Track down the lines that contain "ffffff" and copy them.

━━━━━━━━━━━━━━━━━━━━━━━━━━━━━━

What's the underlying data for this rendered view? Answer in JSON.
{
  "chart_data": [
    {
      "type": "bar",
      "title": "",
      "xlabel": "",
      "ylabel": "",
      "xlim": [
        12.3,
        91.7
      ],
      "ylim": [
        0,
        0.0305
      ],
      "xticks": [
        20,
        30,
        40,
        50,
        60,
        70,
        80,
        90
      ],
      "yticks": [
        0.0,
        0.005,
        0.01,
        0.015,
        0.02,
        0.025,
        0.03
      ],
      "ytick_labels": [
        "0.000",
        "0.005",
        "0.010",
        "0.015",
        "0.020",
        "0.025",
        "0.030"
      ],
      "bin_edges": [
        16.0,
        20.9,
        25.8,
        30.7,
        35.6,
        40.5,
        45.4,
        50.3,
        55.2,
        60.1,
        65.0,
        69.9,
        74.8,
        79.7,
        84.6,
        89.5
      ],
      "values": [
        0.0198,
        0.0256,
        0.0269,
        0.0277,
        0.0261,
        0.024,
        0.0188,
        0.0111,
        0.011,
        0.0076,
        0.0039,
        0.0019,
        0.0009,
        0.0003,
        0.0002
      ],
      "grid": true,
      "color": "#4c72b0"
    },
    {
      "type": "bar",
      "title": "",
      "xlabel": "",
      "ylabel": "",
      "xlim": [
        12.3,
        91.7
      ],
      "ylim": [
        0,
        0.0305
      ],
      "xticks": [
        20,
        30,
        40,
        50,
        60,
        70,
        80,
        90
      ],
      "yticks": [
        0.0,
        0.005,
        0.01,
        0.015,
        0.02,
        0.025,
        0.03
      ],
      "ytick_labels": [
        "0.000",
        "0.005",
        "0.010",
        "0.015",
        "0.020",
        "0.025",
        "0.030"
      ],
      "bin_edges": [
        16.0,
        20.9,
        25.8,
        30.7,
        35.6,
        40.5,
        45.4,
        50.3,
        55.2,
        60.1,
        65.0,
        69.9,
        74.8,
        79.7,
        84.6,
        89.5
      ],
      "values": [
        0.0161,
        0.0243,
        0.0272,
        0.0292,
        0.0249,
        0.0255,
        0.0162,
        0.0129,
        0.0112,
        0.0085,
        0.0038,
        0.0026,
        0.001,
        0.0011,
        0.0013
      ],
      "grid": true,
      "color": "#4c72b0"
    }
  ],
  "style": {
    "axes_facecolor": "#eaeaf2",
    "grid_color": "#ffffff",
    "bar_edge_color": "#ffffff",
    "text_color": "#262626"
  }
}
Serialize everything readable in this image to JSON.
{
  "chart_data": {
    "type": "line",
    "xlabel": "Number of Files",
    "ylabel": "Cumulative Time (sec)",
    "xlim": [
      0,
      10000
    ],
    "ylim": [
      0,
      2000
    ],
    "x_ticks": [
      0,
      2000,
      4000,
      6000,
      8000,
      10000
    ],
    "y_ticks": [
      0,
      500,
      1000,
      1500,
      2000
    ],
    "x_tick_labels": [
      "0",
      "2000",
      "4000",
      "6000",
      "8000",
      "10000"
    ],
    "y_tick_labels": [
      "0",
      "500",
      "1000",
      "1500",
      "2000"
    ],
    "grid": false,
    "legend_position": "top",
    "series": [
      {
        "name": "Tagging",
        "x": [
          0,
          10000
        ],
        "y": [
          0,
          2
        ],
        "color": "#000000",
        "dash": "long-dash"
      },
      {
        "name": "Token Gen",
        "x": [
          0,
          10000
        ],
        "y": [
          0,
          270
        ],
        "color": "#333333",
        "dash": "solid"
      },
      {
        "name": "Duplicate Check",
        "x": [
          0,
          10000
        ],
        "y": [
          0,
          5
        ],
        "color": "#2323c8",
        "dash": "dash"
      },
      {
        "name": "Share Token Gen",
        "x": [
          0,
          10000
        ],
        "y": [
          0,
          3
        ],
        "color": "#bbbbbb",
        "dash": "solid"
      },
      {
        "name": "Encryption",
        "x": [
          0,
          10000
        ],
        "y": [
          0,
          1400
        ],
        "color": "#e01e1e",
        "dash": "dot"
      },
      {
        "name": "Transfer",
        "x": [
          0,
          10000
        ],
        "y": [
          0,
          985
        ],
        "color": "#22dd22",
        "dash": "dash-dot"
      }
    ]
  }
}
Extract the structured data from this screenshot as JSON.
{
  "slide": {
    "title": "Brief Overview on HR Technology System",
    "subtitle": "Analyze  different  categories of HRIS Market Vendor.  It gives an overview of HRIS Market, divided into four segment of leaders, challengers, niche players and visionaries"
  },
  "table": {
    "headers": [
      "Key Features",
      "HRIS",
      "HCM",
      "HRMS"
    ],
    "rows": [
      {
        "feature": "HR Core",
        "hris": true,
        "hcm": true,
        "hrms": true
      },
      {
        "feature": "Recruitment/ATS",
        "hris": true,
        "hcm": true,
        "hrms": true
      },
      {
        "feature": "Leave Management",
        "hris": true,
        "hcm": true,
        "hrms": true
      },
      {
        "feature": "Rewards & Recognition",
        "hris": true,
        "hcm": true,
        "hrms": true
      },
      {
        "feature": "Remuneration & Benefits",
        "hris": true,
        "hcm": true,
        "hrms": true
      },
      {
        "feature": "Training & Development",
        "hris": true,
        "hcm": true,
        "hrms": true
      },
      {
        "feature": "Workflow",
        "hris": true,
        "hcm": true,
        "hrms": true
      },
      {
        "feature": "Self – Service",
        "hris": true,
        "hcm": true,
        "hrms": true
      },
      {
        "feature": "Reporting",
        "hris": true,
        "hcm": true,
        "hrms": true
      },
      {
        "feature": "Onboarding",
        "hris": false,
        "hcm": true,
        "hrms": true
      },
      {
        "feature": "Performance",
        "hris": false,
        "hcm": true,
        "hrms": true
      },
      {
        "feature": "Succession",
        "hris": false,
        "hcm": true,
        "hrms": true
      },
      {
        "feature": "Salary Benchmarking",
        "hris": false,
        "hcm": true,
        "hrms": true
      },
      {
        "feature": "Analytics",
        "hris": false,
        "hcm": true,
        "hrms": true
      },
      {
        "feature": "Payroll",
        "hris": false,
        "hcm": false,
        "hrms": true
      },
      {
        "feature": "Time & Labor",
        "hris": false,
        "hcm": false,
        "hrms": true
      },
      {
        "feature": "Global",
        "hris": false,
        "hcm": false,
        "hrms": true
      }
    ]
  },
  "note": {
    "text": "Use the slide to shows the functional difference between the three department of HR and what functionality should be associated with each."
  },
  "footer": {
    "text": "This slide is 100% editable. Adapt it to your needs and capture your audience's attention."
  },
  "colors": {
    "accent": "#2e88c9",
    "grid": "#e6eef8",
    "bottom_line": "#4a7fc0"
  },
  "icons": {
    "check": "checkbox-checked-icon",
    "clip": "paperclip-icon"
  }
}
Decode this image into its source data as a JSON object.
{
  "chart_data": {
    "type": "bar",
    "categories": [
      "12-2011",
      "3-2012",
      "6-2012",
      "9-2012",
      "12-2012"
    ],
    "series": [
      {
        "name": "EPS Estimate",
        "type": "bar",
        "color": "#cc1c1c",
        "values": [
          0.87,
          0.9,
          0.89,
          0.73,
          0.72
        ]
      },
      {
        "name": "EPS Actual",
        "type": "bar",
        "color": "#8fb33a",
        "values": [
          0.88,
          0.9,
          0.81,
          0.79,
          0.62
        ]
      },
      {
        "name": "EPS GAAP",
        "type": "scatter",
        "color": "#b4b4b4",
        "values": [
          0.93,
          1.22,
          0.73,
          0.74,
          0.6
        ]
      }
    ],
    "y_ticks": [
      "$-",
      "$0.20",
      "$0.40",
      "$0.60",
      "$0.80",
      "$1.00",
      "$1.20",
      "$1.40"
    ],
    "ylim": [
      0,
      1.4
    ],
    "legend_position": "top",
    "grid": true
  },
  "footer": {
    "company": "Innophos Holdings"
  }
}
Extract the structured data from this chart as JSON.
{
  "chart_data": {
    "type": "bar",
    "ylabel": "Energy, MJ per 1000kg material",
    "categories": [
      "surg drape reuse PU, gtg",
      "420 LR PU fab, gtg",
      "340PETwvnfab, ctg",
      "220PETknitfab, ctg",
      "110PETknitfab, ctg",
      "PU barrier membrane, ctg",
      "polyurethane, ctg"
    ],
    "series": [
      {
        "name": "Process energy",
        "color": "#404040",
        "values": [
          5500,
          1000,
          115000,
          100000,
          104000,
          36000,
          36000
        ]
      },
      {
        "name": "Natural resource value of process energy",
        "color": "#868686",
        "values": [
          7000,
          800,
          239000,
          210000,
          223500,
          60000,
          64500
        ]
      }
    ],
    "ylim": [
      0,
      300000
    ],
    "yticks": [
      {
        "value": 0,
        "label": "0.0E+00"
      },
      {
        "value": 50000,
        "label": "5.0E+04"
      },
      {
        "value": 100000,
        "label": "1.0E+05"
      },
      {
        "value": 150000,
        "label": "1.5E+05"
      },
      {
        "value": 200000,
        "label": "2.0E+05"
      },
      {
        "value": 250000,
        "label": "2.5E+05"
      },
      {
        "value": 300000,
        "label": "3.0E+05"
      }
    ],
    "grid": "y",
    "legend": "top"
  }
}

━━━━━━━━━━━━━━━━━━━━━━━━━━━━━━

## THE OUTPUT
    "grid_color": "#ffffff",
    "bar_edge_color": "#ffffff",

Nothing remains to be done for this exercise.